* START Record excerpts *

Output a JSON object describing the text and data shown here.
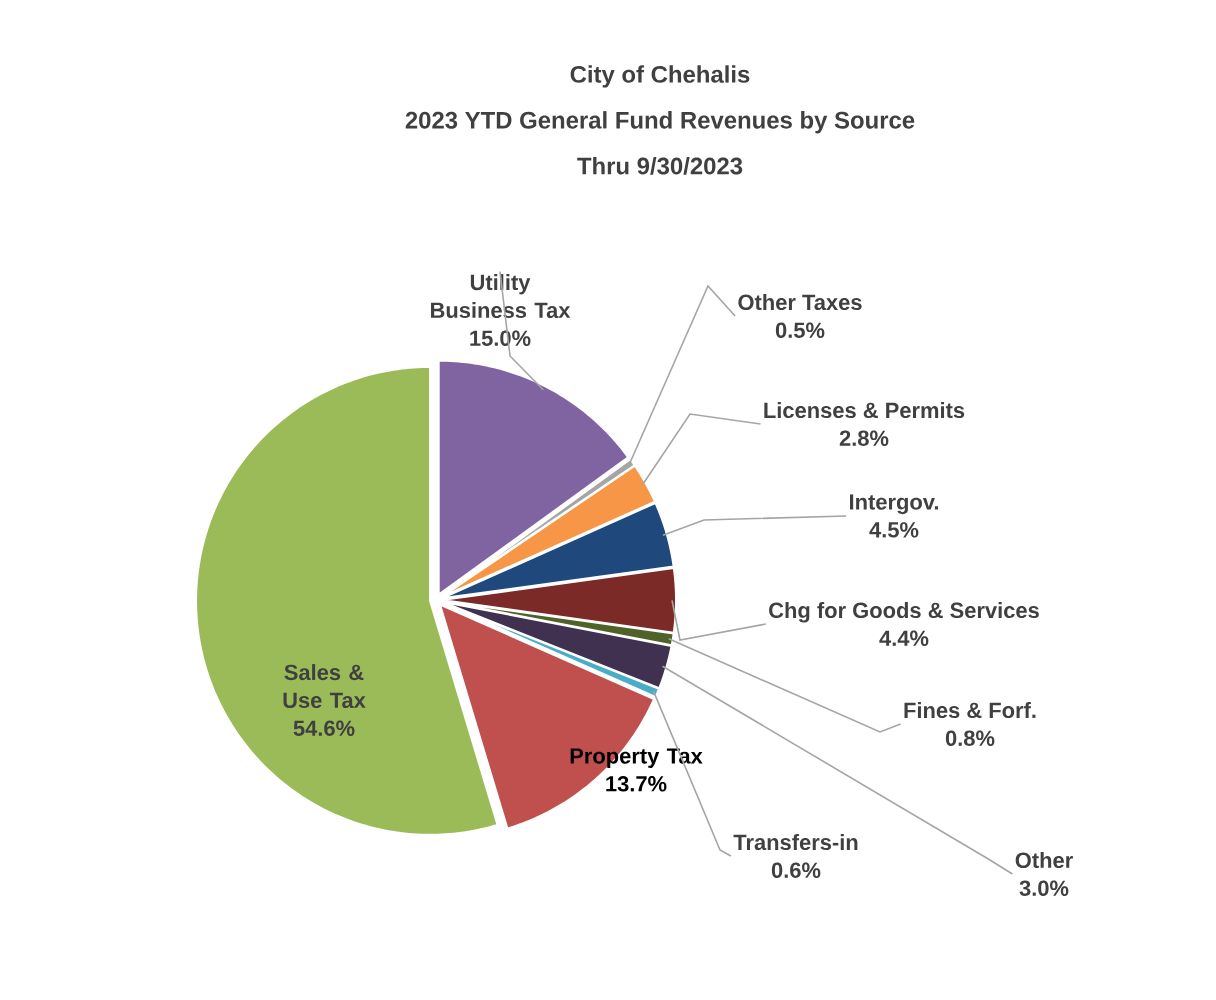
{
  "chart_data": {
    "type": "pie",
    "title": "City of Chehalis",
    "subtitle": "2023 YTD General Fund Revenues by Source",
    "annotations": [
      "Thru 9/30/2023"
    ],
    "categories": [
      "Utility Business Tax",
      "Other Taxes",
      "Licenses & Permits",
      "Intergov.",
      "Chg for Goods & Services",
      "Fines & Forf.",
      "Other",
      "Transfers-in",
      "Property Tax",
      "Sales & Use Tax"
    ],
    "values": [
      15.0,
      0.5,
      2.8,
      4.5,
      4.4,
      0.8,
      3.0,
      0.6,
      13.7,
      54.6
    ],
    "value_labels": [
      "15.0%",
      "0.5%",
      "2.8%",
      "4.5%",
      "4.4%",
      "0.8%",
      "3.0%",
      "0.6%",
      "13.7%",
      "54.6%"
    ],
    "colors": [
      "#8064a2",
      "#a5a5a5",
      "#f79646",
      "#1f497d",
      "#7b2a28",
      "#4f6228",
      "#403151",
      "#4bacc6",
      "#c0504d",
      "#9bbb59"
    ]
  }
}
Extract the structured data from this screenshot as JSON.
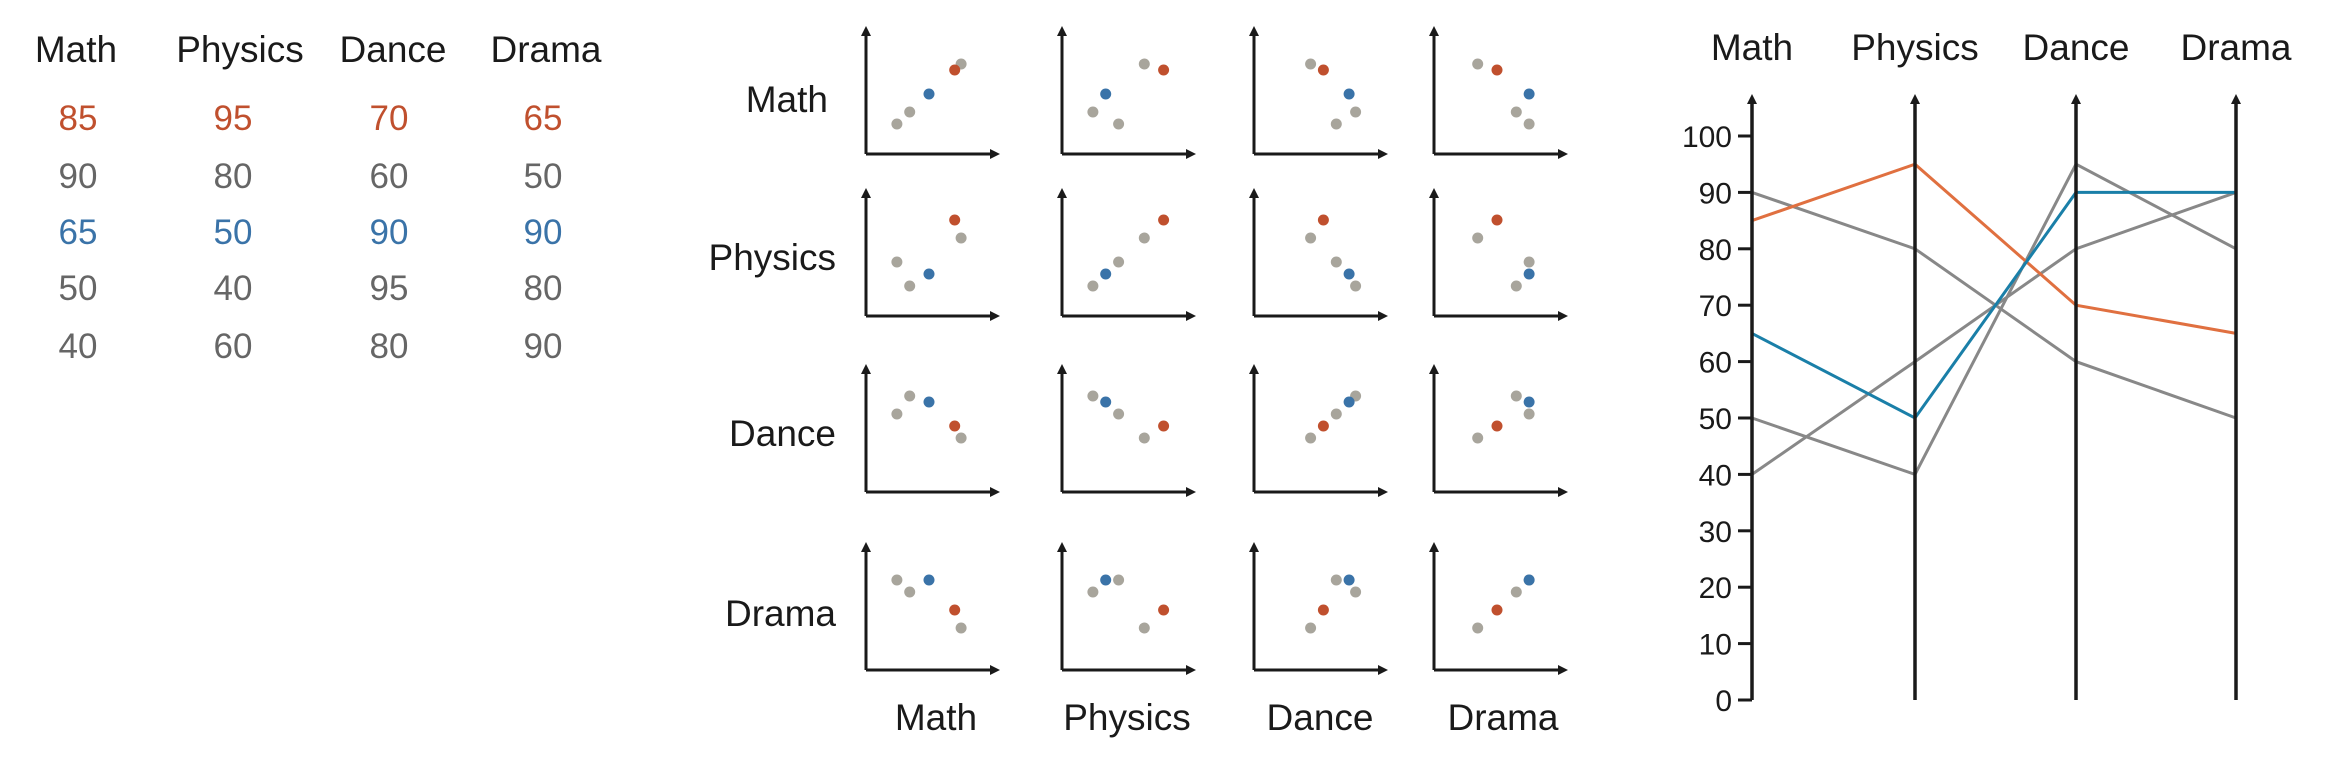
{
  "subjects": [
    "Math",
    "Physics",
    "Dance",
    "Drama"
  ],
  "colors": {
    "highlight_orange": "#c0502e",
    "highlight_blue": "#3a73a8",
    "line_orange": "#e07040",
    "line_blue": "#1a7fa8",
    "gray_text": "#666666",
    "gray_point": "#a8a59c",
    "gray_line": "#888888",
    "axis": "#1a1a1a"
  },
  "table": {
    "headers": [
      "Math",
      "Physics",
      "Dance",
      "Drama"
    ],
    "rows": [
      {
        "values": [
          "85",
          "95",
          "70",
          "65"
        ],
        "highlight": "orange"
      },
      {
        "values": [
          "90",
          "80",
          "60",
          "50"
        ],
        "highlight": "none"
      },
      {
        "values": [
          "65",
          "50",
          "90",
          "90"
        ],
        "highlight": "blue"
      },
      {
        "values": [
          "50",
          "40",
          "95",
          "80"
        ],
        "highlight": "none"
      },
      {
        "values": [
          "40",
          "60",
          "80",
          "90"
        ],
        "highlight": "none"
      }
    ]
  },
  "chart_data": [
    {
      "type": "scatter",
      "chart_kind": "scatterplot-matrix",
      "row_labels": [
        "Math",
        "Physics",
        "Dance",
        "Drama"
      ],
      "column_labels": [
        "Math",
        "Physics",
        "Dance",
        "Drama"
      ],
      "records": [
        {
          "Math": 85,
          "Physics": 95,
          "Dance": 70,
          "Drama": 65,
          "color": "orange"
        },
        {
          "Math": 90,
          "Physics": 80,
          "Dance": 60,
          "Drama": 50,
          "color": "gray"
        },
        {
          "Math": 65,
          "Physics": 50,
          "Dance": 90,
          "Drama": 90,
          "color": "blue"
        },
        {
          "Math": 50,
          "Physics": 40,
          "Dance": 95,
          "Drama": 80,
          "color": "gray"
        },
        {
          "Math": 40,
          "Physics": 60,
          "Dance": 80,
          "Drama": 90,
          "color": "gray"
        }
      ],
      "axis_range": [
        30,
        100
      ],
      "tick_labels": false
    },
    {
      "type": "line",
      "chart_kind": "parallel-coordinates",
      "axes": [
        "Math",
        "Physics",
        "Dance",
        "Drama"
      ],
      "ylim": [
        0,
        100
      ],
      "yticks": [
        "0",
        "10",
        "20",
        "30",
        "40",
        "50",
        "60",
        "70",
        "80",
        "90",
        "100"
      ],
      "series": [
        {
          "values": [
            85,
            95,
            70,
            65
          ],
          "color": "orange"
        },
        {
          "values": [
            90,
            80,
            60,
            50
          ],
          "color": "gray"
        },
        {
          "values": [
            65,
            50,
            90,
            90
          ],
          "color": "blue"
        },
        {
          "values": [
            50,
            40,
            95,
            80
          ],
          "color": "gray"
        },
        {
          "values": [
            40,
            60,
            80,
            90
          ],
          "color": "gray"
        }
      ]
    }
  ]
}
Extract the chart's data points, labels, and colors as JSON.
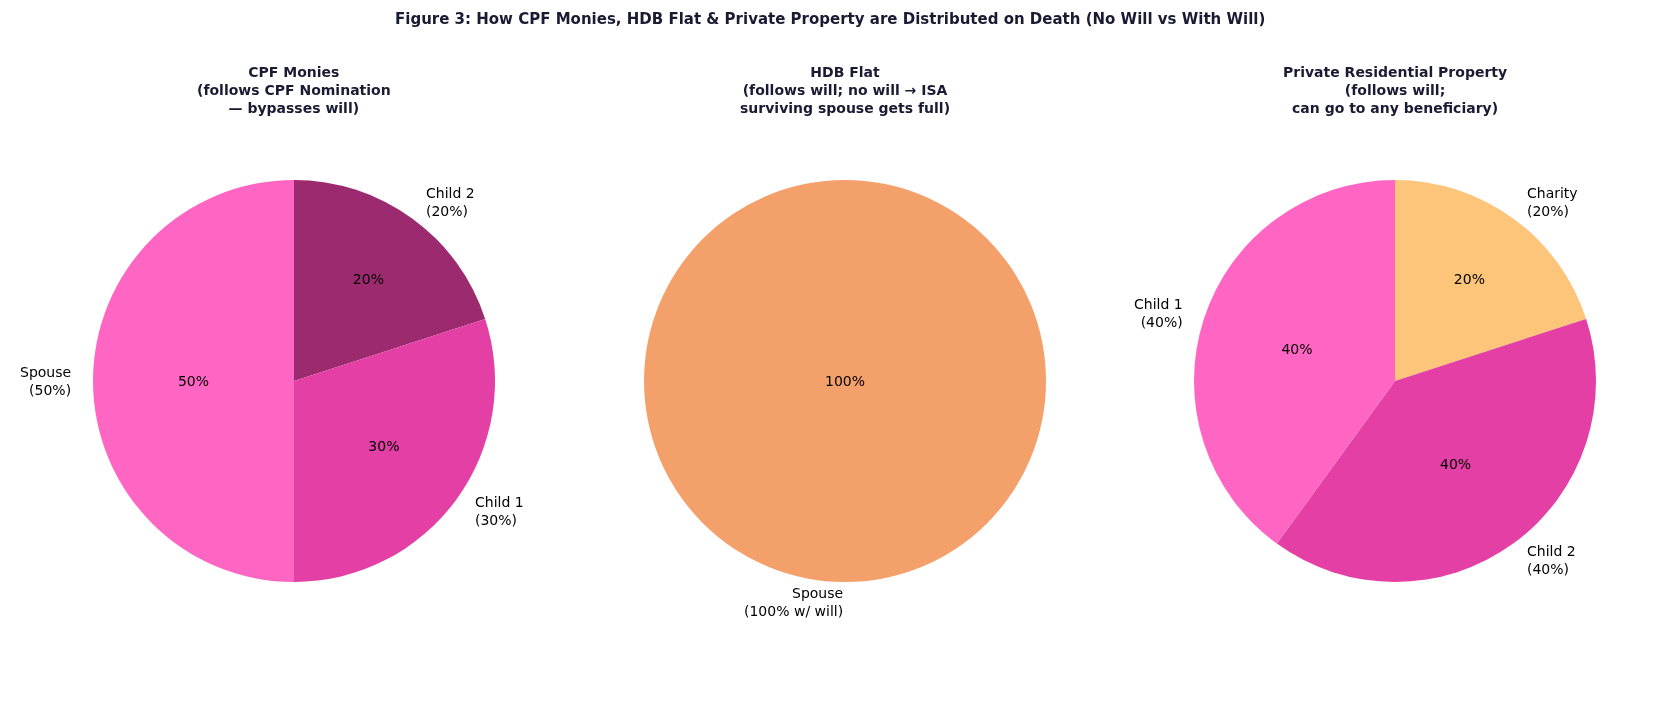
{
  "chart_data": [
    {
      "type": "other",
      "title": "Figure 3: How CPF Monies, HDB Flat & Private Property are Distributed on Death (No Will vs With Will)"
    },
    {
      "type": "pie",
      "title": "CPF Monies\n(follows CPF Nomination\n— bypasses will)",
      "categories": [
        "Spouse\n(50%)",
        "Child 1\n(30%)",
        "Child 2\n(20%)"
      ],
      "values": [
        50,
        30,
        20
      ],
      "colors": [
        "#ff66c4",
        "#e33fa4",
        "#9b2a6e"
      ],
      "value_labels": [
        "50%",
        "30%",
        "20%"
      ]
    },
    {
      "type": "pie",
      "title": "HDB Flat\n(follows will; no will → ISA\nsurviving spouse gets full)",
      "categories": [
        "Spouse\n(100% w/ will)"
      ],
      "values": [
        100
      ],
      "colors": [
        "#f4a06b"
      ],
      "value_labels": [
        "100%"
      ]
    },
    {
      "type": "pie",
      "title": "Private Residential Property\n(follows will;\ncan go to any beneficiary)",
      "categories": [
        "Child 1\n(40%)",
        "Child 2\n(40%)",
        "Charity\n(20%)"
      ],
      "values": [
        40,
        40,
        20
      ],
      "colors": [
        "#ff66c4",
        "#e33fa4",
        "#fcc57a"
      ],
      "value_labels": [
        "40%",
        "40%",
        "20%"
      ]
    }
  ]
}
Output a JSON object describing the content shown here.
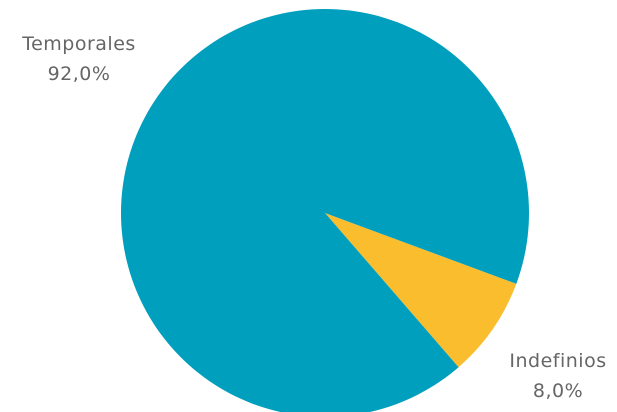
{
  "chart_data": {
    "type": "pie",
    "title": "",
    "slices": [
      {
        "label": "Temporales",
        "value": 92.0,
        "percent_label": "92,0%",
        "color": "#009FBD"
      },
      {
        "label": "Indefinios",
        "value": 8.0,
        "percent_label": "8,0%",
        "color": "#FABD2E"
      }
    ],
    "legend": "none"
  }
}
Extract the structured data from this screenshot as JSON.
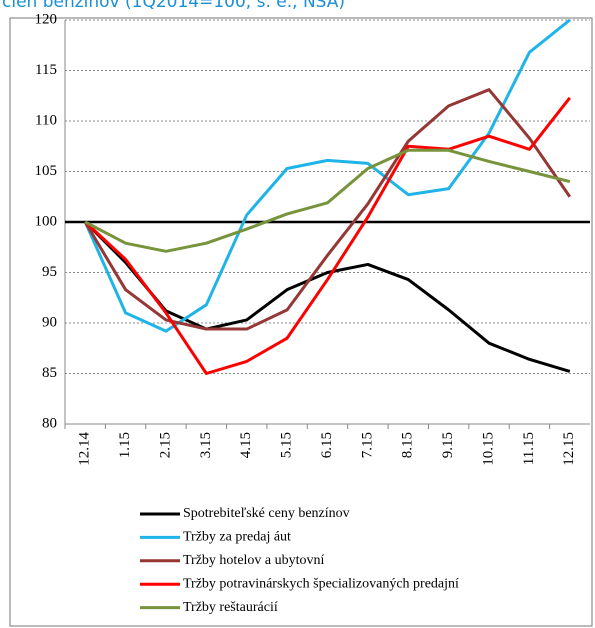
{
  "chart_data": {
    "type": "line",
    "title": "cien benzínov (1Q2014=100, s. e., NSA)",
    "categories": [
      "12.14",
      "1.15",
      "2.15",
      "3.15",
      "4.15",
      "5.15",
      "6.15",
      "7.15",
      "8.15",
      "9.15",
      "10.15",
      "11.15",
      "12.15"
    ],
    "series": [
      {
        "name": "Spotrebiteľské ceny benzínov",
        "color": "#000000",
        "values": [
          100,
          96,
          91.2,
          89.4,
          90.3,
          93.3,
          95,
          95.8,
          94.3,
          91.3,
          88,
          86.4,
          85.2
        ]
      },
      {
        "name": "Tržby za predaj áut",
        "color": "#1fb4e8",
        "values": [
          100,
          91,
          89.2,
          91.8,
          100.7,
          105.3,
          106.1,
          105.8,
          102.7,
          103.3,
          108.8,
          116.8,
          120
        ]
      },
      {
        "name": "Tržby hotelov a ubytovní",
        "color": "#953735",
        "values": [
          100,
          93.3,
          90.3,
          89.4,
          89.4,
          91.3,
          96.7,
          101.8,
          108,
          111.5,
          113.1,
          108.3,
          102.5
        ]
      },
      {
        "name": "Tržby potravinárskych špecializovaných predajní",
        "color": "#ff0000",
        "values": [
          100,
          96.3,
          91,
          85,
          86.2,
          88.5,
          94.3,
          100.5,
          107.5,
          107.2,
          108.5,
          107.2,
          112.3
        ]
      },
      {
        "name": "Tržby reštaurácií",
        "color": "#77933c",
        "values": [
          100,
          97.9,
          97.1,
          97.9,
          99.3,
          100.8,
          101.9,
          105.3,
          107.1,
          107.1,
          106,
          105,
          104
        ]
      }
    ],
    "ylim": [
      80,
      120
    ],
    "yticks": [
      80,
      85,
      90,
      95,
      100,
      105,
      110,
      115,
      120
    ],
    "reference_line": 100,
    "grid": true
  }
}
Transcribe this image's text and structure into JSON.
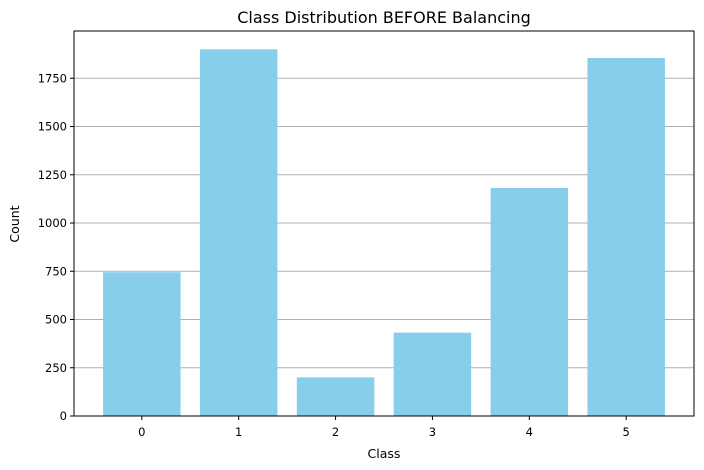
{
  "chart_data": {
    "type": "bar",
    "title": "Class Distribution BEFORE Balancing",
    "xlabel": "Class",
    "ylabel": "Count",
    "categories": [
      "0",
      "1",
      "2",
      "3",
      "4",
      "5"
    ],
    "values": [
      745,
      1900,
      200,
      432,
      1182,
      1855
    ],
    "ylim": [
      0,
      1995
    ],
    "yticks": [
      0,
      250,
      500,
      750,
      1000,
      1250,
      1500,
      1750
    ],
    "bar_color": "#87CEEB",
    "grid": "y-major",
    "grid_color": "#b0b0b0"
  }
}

* END Record excerpts *

**Exercise brief:**
With pictures omitted, copy exactly the lines from the one containing "Transcribe this image's" through the final line of the listing, both included.

**The result:**
Transcribe this image's text and structure into JSON.
{
  "chart_data": {
    "type": "bar",
    "title": "Class Distribution BEFORE Balancing",
    "xlabel": "Class",
    "ylabel": "Count",
    "categories": [
      "0",
      "1",
      "2",
      "3",
      "4",
      "5"
    ],
    "values": [
      745,
      1900,
      200,
      432,
      1182,
      1855
    ],
    "ylim": [
      0,
      1995
    ],
    "yticks": [
      0,
      250,
      500,
      750,
      1000,
      1250,
      1500,
      1750
    ],
    "bar_color": "#87CEEB",
    "grid": "y-major",
    "grid_color": "#b0b0b0"
  }
}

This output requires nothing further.